Problem description - From the listing below, extract every line in which the word "slideshow" appears.

START Information provided

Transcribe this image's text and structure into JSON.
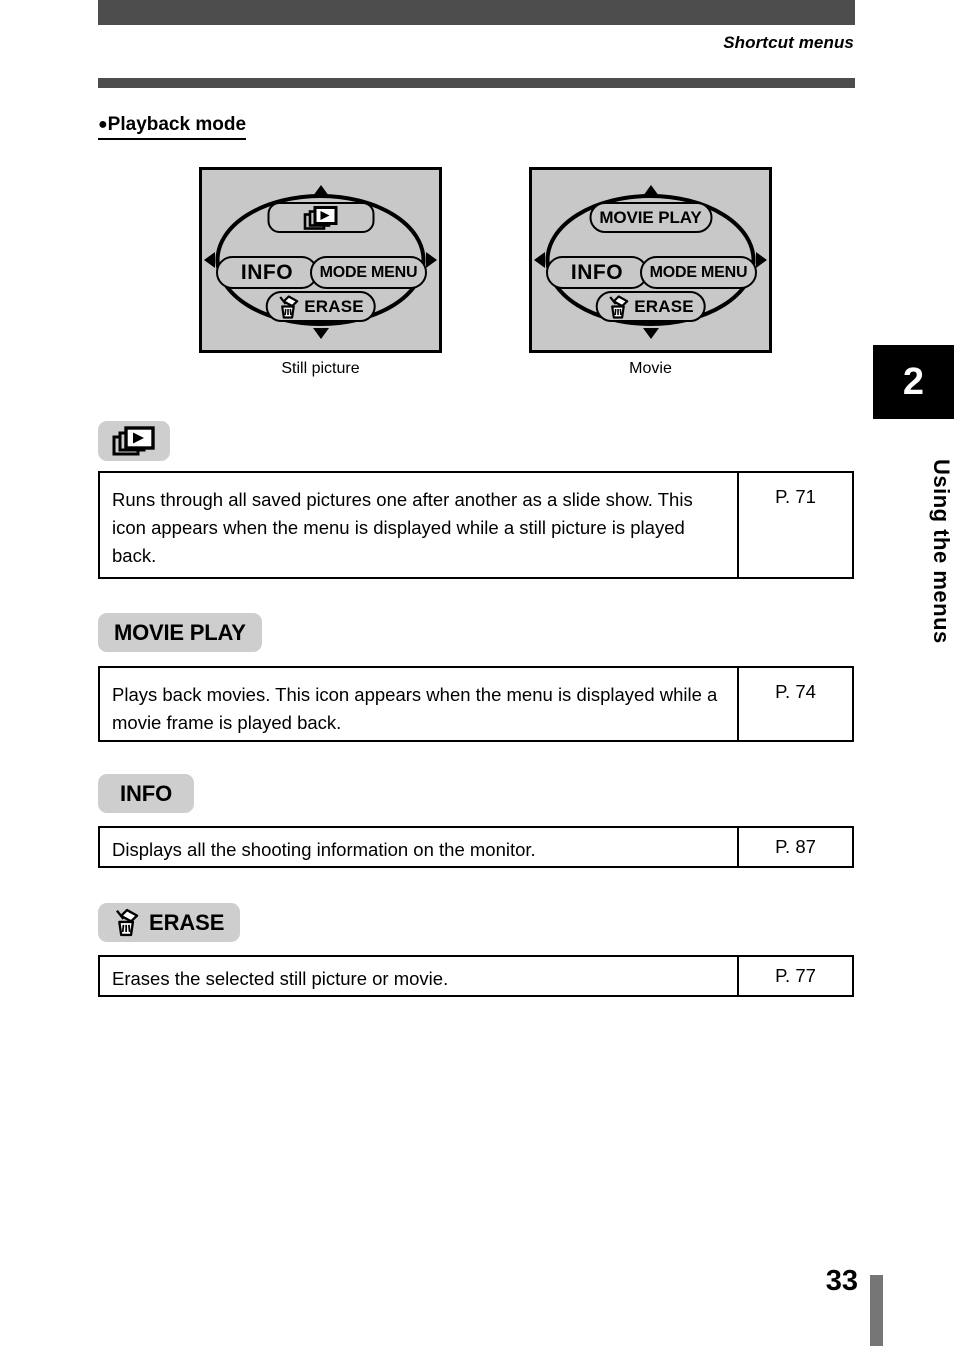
{
  "header": {
    "title": "Shortcut menus"
  },
  "section": {
    "bullet": "●",
    "heading": "Playback mode"
  },
  "diagrams": [
    {
      "id": "still",
      "caption": "Still picture",
      "top_label": "",
      "top_icon": "slideshow-icon",
      "left_label": "INFO",
      "right_label": "MODE MENU",
      "bottom_label": "ERASE",
      "bottom_icon": "erase-trash-icon",
      "arrows": [
        "up",
        "down",
        "left",
        "right"
      ]
    },
    {
      "id": "movie",
      "caption": "Movie",
      "top_label": "MOVIE PLAY",
      "top_icon": "",
      "left_label": "INFO",
      "right_label": "MODE MENU",
      "bottom_label": "ERASE",
      "bottom_icon": "erase-trash-icon",
      "arrows": [
        "up",
        "down",
        "left",
        "right"
      ]
    }
  ],
  "entries": [
    {
      "badge_label": "",
      "badge_icon": "slideshow-icon",
      "description": "Runs through all saved pictures one after another as a slide show. This icon appears when the menu is displayed while a still picture is played back.",
      "page_ref": "P. 71"
    },
    {
      "badge_label": "MOVIE PLAY",
      "badge_icon": "",
      "description": "Plays back movies. This icon appears when the menu is displayed while a movie frame is played back.",
      "page_ref": "P. 74"
    },
    {
      "badge_label": "INFO",
      "badge_icon": "",
      "description": "Displays all the shooting information on the monitor.",
      "page_ref": "P. 87"
    },
    {
      "badge_label": "ERASE",
      "badge_icon": "erase-trash-icon",
      "description": "Erases the selected still picture or movie.",
      "page_ref": "P. 77"
    }
  ],
  "chapter": {
    "number": "2",
    "label": "Using the menus"
  },
  "footer": {
    "page_number": "33"
  },
  "colors": {
    "rule": "#4d4d4d",
    "lcd_background": "#c8c8c8",
    "badge_background": "#cecece",
    "tab_background": "#000000",
    "footer_bar": "#767676"
  }
}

END Information provided

Complete output -
      "top_icon": "slideshow-icon",
      "badge_icon": "slideshow-icon",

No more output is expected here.